**Job:** Scan the data below for the string "title". Show every line where it turns up.

**Dataset items:**
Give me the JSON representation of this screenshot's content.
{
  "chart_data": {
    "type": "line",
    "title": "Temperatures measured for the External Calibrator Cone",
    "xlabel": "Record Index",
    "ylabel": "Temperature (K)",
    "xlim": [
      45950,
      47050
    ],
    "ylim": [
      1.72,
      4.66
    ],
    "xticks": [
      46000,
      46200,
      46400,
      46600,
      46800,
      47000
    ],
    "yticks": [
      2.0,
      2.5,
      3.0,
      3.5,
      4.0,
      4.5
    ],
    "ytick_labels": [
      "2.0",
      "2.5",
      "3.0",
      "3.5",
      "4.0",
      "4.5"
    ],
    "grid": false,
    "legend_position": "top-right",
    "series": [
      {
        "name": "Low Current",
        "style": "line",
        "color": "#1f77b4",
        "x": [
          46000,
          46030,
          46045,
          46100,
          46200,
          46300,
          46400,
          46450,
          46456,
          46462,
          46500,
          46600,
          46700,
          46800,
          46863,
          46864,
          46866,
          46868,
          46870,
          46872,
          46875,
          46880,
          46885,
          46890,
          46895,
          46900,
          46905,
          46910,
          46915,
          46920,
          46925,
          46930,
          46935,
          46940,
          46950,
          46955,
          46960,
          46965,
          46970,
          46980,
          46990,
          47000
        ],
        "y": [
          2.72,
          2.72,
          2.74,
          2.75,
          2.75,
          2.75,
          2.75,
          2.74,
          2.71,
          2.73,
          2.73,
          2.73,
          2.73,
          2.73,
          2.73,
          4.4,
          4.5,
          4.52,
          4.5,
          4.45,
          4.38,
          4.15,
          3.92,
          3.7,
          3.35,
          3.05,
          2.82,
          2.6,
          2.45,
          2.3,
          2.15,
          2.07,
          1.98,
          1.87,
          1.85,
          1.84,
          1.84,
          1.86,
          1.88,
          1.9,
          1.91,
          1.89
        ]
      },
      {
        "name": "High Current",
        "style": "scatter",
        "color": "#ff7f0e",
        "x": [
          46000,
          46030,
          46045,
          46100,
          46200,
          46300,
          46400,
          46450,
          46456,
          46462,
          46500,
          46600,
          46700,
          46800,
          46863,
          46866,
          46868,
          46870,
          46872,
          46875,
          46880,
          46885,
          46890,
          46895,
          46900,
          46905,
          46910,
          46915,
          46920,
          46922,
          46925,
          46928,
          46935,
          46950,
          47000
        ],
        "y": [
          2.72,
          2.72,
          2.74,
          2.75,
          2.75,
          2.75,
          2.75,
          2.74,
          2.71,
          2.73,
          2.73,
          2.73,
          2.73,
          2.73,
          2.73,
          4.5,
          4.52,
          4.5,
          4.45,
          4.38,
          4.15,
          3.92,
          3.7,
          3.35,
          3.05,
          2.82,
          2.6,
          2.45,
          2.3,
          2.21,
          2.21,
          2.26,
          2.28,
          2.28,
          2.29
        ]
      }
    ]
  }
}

...

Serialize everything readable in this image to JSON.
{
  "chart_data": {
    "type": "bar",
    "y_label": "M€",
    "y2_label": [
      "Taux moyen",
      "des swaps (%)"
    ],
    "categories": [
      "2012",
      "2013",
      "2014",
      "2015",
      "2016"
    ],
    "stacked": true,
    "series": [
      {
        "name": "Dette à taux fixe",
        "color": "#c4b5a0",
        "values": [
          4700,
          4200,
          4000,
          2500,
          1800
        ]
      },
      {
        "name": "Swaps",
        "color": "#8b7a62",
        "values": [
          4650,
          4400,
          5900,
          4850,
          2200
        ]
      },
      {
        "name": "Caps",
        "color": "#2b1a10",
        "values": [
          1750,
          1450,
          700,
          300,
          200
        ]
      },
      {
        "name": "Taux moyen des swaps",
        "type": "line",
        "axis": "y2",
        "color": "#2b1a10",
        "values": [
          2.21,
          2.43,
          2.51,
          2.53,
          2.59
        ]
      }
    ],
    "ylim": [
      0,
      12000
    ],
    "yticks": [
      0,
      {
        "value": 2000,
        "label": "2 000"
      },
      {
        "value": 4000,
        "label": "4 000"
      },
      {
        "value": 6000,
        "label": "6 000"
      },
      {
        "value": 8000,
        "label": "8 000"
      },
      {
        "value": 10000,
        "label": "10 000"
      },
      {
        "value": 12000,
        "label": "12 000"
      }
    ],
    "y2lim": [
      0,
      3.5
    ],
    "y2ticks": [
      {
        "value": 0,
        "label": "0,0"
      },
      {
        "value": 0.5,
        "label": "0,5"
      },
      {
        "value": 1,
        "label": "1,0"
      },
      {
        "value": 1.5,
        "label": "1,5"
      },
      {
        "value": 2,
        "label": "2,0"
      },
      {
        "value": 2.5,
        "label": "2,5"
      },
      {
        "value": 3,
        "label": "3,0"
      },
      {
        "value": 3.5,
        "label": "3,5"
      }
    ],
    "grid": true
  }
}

---

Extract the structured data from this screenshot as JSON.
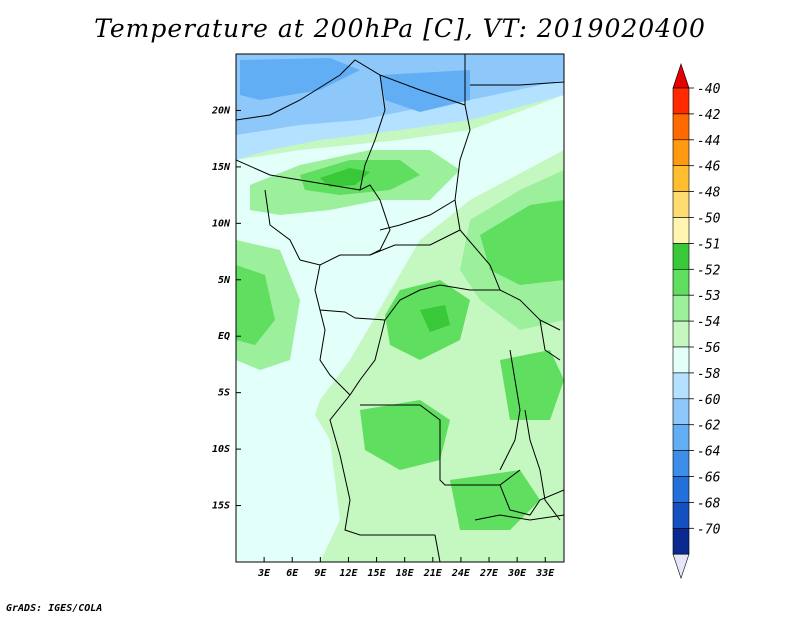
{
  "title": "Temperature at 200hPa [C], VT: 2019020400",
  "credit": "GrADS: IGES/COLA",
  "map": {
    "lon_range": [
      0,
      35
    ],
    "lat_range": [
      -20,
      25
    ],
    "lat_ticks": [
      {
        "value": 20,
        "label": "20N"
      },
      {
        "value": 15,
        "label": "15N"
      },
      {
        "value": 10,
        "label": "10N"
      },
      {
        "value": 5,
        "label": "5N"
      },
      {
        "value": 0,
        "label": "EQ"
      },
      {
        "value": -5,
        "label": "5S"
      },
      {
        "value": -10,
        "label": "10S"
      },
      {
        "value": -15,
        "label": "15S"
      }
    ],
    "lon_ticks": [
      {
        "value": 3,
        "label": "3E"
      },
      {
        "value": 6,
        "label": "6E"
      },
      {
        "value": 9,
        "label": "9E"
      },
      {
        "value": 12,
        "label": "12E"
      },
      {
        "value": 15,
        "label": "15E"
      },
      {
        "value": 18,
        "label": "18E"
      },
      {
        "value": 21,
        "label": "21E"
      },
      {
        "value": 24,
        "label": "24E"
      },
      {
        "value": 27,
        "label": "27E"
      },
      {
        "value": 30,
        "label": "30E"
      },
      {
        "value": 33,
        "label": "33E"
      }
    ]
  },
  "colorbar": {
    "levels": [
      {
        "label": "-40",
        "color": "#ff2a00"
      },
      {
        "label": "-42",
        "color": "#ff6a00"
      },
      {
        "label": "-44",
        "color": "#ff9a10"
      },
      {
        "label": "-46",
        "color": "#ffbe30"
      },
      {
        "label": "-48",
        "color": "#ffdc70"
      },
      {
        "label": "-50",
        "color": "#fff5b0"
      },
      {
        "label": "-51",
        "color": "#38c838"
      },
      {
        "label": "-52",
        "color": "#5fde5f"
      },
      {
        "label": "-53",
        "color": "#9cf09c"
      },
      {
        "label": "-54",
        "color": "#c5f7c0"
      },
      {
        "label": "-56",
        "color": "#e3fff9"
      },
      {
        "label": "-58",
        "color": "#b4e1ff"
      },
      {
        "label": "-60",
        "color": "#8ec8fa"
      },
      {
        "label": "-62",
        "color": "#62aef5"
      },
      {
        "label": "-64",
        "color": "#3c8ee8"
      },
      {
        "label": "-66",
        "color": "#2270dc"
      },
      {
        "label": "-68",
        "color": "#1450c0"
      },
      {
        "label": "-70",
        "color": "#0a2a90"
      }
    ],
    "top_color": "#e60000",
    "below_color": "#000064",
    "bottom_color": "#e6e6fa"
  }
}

**Solution to the problem:**
    "title": "Temperatures measured for the External Calibrator Cone",
  "title": "Temperature at 200hPa [C], VT: 2019020400",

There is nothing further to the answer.